-- Start of Record excerpts --

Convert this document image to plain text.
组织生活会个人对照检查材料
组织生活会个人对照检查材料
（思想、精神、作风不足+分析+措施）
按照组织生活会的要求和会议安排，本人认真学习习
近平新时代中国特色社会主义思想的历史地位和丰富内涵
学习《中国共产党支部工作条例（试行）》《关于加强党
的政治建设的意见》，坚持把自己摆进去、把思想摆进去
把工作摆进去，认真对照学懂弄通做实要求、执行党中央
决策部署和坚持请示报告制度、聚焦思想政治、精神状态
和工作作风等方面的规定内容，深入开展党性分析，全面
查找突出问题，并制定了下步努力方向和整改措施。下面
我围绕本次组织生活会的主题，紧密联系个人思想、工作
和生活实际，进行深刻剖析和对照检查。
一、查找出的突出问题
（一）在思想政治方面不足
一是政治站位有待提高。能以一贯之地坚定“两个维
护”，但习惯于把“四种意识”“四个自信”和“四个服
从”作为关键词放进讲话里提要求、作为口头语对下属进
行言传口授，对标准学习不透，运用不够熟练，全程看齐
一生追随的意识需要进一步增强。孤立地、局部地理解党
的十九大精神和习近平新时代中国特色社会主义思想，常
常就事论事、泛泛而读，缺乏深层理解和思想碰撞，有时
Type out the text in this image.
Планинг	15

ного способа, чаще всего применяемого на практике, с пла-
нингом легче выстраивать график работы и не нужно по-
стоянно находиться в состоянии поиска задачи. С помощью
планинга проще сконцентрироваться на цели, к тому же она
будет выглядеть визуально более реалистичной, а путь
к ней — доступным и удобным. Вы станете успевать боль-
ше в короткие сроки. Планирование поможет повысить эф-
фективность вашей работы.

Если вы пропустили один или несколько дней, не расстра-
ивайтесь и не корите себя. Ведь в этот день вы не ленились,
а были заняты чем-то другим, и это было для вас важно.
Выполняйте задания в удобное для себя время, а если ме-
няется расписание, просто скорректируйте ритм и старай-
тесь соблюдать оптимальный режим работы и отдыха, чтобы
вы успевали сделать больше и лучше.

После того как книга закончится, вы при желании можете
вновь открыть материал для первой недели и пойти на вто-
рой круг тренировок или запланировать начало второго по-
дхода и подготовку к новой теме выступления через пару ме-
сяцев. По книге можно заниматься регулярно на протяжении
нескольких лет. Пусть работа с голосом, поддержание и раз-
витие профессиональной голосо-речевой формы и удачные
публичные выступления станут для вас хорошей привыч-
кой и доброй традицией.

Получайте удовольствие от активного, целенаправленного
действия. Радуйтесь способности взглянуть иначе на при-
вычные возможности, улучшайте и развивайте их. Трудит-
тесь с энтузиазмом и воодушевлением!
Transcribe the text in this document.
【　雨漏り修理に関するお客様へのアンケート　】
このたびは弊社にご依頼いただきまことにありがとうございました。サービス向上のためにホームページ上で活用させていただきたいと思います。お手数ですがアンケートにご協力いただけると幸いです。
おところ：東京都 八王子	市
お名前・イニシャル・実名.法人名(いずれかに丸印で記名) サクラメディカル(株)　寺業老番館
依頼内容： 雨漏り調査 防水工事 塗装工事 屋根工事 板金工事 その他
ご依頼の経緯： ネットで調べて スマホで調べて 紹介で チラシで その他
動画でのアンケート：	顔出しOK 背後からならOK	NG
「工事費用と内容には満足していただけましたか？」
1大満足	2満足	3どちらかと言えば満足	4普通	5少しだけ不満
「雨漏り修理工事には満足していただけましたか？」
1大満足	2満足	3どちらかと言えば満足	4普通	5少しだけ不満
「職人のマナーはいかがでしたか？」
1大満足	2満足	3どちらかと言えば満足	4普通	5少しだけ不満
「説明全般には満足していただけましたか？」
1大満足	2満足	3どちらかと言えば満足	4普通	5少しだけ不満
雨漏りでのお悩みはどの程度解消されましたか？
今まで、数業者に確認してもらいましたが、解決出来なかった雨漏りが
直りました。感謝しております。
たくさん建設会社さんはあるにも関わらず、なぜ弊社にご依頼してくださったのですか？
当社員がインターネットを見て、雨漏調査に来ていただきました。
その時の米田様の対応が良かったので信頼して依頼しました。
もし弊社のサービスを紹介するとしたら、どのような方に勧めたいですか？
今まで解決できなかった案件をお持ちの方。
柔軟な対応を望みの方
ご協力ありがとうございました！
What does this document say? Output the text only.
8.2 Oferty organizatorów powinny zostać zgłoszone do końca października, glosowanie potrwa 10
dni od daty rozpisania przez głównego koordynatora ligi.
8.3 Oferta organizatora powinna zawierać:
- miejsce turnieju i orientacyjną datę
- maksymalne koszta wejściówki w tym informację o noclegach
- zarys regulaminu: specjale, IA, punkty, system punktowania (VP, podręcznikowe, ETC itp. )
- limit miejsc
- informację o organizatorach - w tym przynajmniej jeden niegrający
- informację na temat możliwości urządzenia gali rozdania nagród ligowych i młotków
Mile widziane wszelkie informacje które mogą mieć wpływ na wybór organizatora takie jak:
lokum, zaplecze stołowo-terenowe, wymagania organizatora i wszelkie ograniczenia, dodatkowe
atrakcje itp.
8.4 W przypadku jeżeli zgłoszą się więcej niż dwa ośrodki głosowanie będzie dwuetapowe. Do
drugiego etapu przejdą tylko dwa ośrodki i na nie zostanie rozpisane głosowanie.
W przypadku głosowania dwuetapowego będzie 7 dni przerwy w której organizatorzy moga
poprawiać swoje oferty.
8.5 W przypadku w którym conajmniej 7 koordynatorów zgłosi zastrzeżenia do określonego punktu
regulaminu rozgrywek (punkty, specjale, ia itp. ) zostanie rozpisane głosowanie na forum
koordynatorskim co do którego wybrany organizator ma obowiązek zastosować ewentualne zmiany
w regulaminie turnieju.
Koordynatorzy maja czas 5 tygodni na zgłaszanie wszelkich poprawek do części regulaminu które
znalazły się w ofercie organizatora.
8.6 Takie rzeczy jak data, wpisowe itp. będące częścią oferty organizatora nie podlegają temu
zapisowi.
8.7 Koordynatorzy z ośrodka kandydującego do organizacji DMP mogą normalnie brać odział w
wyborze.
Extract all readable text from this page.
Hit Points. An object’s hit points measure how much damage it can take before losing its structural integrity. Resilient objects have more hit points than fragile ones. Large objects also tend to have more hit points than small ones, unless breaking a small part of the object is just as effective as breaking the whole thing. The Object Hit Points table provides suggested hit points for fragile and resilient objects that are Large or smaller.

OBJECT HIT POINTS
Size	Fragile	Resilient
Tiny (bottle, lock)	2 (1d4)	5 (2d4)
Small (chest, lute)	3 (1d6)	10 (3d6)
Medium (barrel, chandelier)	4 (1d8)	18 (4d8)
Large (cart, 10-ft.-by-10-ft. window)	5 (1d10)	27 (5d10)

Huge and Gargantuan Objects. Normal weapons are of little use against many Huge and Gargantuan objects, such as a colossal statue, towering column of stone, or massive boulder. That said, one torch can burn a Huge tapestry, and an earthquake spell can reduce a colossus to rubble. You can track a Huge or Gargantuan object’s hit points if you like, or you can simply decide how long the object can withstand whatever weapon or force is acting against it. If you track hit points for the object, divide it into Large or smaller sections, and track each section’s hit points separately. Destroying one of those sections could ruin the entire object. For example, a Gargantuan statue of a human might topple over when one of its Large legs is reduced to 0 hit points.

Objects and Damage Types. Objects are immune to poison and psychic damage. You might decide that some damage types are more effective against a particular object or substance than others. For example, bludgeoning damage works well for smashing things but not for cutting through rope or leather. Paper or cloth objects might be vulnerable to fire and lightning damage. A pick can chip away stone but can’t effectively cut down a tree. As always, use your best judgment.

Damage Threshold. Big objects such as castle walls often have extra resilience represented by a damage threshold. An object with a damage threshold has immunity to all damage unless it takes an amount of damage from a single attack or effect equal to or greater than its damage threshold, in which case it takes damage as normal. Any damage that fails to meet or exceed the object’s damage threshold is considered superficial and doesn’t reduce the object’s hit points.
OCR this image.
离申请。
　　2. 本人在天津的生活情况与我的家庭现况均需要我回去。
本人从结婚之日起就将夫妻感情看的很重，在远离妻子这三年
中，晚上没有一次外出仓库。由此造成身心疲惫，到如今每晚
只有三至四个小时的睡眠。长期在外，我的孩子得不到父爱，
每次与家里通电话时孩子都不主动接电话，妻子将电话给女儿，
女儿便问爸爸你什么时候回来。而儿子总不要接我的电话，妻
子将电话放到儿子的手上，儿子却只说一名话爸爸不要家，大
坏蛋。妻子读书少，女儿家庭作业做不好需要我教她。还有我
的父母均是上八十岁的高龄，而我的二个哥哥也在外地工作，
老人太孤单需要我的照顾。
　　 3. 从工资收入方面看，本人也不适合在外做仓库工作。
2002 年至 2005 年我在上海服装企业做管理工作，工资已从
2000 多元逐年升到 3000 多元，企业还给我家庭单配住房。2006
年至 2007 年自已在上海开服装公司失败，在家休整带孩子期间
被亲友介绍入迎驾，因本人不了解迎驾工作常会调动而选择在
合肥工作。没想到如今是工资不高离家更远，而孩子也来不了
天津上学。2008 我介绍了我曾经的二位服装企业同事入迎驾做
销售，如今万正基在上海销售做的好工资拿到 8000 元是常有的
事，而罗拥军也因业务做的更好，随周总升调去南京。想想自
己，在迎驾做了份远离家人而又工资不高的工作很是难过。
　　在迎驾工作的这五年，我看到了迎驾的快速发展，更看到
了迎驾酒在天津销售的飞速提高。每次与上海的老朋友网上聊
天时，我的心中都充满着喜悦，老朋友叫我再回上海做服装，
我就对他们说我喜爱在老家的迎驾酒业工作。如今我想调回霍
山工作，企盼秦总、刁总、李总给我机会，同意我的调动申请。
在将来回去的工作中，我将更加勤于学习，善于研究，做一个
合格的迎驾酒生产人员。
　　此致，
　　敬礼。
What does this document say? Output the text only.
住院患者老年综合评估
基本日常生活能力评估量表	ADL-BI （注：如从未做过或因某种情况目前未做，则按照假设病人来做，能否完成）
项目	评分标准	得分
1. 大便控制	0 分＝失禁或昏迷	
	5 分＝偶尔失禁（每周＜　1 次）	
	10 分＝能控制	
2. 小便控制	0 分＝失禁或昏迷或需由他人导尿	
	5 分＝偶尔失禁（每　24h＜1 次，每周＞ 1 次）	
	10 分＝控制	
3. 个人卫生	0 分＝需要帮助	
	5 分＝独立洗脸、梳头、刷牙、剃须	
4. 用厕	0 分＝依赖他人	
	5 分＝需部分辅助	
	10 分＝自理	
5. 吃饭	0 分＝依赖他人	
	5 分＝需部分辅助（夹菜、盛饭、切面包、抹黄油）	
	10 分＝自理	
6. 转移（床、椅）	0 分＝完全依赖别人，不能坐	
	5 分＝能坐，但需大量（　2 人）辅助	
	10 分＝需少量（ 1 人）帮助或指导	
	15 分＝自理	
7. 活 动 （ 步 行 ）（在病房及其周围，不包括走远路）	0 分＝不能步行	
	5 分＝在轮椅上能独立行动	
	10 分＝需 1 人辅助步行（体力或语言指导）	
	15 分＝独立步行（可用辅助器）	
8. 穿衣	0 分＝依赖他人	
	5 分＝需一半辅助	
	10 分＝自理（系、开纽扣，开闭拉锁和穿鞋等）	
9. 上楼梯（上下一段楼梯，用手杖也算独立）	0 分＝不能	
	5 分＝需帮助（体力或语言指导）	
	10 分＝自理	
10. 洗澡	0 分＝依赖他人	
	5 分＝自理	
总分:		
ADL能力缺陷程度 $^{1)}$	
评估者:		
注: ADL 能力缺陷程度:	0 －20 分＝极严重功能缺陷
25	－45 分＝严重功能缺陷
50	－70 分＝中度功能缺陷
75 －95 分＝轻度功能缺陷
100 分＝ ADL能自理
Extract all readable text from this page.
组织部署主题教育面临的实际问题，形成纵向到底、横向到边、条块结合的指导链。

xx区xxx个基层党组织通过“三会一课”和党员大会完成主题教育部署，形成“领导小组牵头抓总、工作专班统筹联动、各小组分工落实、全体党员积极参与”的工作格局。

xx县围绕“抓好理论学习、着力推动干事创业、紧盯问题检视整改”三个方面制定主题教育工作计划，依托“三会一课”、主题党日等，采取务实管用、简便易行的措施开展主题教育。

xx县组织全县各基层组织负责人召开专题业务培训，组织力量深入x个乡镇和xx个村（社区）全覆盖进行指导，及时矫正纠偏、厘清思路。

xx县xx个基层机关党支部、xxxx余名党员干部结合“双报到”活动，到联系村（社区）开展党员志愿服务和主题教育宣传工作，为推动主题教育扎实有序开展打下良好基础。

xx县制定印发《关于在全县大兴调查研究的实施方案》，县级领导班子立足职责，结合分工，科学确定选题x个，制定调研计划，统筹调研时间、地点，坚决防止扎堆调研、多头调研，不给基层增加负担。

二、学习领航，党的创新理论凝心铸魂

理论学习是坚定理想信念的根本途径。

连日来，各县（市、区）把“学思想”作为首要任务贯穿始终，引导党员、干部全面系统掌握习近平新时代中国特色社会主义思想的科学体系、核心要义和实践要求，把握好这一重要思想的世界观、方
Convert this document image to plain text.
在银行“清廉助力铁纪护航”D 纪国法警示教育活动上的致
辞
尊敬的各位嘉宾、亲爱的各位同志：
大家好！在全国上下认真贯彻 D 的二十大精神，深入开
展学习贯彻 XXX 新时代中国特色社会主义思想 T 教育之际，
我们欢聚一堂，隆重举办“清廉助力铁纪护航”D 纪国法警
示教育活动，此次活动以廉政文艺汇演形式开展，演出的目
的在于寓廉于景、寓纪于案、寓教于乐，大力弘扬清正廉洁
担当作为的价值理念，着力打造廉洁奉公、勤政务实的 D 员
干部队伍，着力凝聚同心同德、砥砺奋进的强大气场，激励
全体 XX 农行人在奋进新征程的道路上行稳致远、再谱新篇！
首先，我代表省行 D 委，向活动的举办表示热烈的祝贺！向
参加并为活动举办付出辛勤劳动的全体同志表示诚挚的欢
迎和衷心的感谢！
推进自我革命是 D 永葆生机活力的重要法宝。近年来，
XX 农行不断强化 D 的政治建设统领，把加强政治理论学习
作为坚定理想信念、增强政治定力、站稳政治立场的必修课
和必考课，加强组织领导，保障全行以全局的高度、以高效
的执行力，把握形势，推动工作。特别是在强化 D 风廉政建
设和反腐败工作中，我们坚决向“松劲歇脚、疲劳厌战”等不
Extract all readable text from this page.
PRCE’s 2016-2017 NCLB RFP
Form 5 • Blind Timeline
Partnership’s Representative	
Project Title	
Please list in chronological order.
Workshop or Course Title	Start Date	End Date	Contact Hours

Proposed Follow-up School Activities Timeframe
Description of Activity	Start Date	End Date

-- End of Record excerpts --

• **Set task**: Copy out every line of the material above that mentions the word "работы".

• **Output of the task**:
нингом легче выстраивать график работы и не нужно по-
фективность вашей работы.
тесь соблюдать оптимальный режим работы и отдыха, чтобы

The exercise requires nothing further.